:: Work required ::
Take the data below and repeat it exactly.
"""
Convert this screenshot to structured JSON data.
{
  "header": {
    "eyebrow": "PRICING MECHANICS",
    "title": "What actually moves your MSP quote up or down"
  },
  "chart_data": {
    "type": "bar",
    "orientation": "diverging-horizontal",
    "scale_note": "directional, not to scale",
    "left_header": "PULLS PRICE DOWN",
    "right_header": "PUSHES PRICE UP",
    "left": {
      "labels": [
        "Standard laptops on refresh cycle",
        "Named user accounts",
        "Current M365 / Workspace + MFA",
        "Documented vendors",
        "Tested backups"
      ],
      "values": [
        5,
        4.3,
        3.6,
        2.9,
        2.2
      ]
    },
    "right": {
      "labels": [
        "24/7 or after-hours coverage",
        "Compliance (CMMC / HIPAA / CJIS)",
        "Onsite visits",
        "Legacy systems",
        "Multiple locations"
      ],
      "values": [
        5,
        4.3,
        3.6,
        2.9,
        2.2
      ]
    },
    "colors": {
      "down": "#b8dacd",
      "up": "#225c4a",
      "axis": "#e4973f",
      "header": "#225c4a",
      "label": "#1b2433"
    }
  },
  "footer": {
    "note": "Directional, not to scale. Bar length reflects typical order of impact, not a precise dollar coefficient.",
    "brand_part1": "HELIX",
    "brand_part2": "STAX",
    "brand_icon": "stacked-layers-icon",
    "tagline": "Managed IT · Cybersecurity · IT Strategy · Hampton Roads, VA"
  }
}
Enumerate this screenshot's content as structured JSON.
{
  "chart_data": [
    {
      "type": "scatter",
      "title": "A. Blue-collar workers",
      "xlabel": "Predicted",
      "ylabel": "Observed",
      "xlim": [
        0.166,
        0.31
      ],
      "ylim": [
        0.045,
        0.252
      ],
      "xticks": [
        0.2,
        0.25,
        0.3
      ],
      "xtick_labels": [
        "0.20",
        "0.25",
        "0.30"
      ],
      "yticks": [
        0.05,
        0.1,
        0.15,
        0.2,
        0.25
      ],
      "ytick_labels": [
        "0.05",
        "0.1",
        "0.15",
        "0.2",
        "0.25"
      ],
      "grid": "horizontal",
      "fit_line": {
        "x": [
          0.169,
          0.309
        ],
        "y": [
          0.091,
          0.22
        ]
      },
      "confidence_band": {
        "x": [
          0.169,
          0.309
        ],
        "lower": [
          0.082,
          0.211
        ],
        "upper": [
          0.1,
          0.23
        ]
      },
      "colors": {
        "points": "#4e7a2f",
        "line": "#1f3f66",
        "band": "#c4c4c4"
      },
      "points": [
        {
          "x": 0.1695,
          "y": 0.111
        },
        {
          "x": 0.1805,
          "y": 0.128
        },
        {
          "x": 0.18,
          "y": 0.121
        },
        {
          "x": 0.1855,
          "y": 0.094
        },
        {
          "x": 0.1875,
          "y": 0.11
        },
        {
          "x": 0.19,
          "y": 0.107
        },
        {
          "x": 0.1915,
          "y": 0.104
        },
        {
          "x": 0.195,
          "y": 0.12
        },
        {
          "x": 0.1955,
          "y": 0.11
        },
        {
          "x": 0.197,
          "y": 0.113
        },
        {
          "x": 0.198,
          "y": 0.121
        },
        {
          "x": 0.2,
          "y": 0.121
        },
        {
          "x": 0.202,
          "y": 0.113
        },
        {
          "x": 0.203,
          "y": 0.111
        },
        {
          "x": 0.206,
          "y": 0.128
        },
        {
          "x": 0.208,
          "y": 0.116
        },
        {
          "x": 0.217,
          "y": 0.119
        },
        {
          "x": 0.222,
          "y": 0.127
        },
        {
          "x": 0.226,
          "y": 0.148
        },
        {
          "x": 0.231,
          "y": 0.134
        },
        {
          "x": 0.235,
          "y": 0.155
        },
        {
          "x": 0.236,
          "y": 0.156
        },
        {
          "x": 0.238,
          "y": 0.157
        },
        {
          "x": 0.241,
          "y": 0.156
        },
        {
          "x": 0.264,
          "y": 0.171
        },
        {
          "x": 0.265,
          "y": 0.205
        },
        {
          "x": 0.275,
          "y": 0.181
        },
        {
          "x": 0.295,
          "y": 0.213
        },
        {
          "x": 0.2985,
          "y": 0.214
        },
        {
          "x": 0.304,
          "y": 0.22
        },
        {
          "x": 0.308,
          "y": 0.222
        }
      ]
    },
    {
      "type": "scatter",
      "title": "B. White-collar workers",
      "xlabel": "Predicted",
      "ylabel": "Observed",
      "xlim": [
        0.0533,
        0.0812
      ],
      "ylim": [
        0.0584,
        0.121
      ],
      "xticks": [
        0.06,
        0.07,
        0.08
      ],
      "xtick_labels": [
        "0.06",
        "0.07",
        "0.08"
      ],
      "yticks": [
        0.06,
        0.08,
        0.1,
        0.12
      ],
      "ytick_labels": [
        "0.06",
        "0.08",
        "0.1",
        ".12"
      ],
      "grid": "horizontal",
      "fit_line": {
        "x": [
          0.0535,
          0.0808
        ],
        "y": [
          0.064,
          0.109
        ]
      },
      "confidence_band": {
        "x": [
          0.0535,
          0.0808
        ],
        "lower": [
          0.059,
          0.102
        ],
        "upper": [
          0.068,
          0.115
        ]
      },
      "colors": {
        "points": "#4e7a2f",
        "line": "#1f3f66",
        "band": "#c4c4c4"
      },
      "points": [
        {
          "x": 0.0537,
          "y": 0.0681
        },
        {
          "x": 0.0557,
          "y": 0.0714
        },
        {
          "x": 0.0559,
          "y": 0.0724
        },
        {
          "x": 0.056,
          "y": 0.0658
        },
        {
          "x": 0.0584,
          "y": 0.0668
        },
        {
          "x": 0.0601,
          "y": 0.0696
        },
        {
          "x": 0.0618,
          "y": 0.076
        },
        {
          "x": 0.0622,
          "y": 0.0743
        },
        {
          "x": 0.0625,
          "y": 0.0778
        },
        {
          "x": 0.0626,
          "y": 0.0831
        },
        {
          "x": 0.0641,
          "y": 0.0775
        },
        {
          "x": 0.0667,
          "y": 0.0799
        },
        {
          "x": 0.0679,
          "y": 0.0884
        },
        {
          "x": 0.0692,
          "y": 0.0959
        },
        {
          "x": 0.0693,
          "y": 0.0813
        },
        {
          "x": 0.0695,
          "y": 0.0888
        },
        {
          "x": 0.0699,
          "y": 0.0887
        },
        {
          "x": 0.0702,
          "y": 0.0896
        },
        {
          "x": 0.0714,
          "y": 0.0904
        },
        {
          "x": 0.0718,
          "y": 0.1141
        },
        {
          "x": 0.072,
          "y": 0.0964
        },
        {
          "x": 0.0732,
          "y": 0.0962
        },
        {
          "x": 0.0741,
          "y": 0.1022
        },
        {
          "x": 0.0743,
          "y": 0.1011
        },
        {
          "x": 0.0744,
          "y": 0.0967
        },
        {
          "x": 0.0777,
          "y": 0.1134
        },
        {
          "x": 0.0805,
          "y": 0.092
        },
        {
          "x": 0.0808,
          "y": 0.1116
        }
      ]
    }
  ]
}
"""
:: Solution to the exercise ::
Convert this screenshot to structured JSON data.
{
  "header": {
    "eyebrow": "PRICING MECHANICS",
    "title": "What actually moves your MSP quote up or down"
  },
  "chart_data": {
    "type": "bar",
    "orientation": "diverging-horizontal",
    "scale_note": "directional, not to scale",
    "left_header": "PULLS PRICE DOWN",
    "right_header": "PUSHES PRICE UP",
    "left": {
      "labels": [
        "Standard laptops on refresh cycle",
        "Named user accounts",
        "Current M365 / Workspace + MFA",
        "Documented vendors",
        "Tested backups"
      ],
      "values": [
        5,
        4.3,
        3.6,
        2.9,
        2.2
      ]
    },
    "right": {
      "labels": [
        "24/7 or after-hours coverage",
        "Compliance (CMMC / HIPAA / CJIS)",
        "Onsite visits",
        "Legacy systems",
        "Multiple locations"
      ],
      "values": [
        5,
        4.3,
        3.6,
        2.9,
        2.2
      ]
    },
    "colors": {
      "down": "#b8dacd",
      "up": "#225c4a",
      "axis": "#e4973f",
      "header": "#225c4a",
      "label": "#1b2433"
    }
  },
  "footer": {
    "note": "Directional, not to scale. Bar length reflects typical order of impact, not a precise dollar coefficient.",
    "brand_part1": "HELIX",
    "brand_part2": "STAX",
    "brand_icon": "stacked-layers-icon",
    "tagline": "Managed IT · Cybersecurity · IT Strategy · Hampton Roads, VA"
  }
}
Enumerate this screenshot's content as structured JSON.
{
  "chart_data": [
    {
      "type": "scatter",
      "title": "A. Blue-collar workers",
      "xlabel": "Predicted",
      "ylabel": "Observed",
      "xlim": [
        0.166,
        0.31
      ],
      "ylim": [
        0.045,
        0.252
      ],
      "xticks": [
        0.2,
        0.25,
        0.3
      ],
      "xtick_labels": [
        "0.20",
        "0.25",
        "0.30"
      ],
      "yticks": [
        0.05,
        0.1,
        0.15,
        0.2,
        0.25
      ],
      "ytick_labels": [
        "0.05",
        "0.1",
        "0.15",
        "0.2",
        "0.25"
      ],
      "grid": "horizontal",
      "fit_line": {
        "x": [
          0.169,
          0.309
        ],
        "y": [
          0.091,
          0.22
        ]
      },
      "confidence_band": {
        "x": [
          0.169,
          0.309
        ],
        "lower": [
          0.082,
          0.211
        ],
        "upper": [
          0.1,
          0.23
        ]
      },
      "colors": {
        "points": "#4e7a2f",
        "line": "#1f3f66",
        "band": "#c4c4c4"
      },
      "points": [
        {
          "x": 0.1695,
          "y": 0.111
        },
        {
          "x": 0.1805,
          "y": 0.128
        },
        {
          "x": 0.18,
          "y": 0.121
        },
        {
          "x": 0.1855,
          "y": 0.094
        },
        {
          "x": 0.1875,
          "y": 0.11
        },
        {
          "x": 0.19,
          "y": 0.107
        },
        {
          "x": 0.1915,
          "y": 0.104
        },
        {
          "x": 0.195,
          "y": 0.12
        },
        {
          "x": 0.1955,
          "y": 0.11
        },
        {
          "x": 0.197,
          "y": 0.113
        },
        {
          "x": 0.198,
          "y": 0.121
        },
        {
          "x": 0.2,
          "y": 0.121
        },
        {
          "x": 0.202,
          "y": 0.113
        },
        {
          "x": 0.203,
          "y": 0.111
        },
        {
          "x": 0.206,
          "y": 0.128
        },
        {
          "x": 0.208,
          "y": 0.116
        },
        {
          "x": 0.217,
          "y": 0.119
        },
        {
          "x": 0.222,
          "y": 0.127
        },
        {
          "x": 0.226,
          "y": 0.148
        },
        {
          "x": 0.231,
          "y": 0.134
        },
        {
          "x": 0.235,
          "y": 0.155
        },
        {
          "x": 0.236,
          "y": 0.156
        },
        {
          "x": 0.238,
          "y": 0.157
        },
        {
          "x": 0.241,
          "y": 0.156
        },
        {
          "x": 0.264,
          "y": 0.171
        },
        {
          "x": 0.265,
          "y": 0.205
        },
        {
          "x": 0.275,
          "y": 0.181
        },
        {
          "x": 0.295,
          "y": 0.213
        },
        {
          "x": 0.2985,
          "y": 0.214
        },
        {
          "x": 0.304,
          "y": 0.22
        },
        {
          "x": 0.308,
          "y": 0.222
        }
      ]
    },
    {
      "type": "scatter",
      "title": "B. White-collar workers",
      "xlabel": "Predicted",
      "ylabel": "Observed",
      "xlim": [
        0.0533,
        0.0812
      ],
      "ylim": [
        0.0584,
        0.121
      ],
      "xticks": [
        0.06,
        0.07,
        0.08
      ],
      "xtick_labels": [
        "0.06",
        "0.07",
        "0.08"
      ],
      "yticks": [
        0.06,
        0.08,
        0.1,
        0.12
      ],
      "ytick_labels": [
        "0.06",
        "0.08",
        "0.1",
        ".12"
      ],
      "grid": "horizontal",
      "fit_line": {
        "x": [
          0.0535,
          0.0808
        ],
        "y": [
          0.064,
          0.109
        ]
      },
      "confidence_band": {
        "x": [
          0.0535,
          0.0808
        ],
        "lower": [
          0.059,
          0.102
        ],
        "upper": [
          0.068,
          0.115
        ]
      },
      "colors": {
        "points": "#4e7a2f",
        "line": "#1f3f66",
        "band": "#c4c4c4"
      },
      "points": [
        {
          "x": 0.0537,
          "y": 0.0681
        },
        {
          "x": 0.0557,
          "y": 0.0714
        },
        {
          "x": 0.0559,
          "y": 0.0724
        },
        {
          "x": 0.056,
          "y": 0.0658
        },
        {
          "x": 0.0584,
          "y": 0.0668
        },
        {
          "x": 0.0601,
          "y": 0.0696
        },
        {
          "x": 0.0618,
          "y": 0.076
        },
        {
          "x": 0.0622,
          "y": 0.0743
        },
        {
          "x": 0.0625,
          "y": 0.0778
        },
        {
          "x": 0.0626,
          "y": 0.0831
        },
        {
          "x": 0.0641,
          "y": 0.0775
        },
        {
          "x": 0.0667,
          "y": 0.0799
        },
        {
          "x": 0.0679,
          "y": 0.0884
        },
        {
          "x": 0.0692,
          "y": 0.0959
        },
        {
          "x": 0.0693,
          "y": 0.0813
        },
        {
          "x": 0.0695,
          "y": 0.0888
        },
        {
          "x": 0.0699,
          "y": 0.0887
        },
        {
          "x": 0.0702,
          "y": 0.0896
        },
        {
          "x": 0.0714,
          "y": 0.0904
        },
        {
          "x": 0.0718,
          "y": 0.1141
        },
        {
          "x": 0.072,
          "y": 0.0964
        },
        {
          "x": 0.0732,
          "y": 0.0962
        },
        {
          "x": 0.0741,
          "y": 0.1022
        },
        {
          "x": 0.0743,
          "y": 0.1011
        },
        {
          "x": 0.0744,
          "y": 0.0967
        },
        {
          "x": 0.0777,
          "y": 0.1134
        },
        {
          "x": 0.0805,
          "y": 0.092
        },
        {
          "x": 0.0808,
          "y": 0.1116
        }
      ]
    }
  ]
}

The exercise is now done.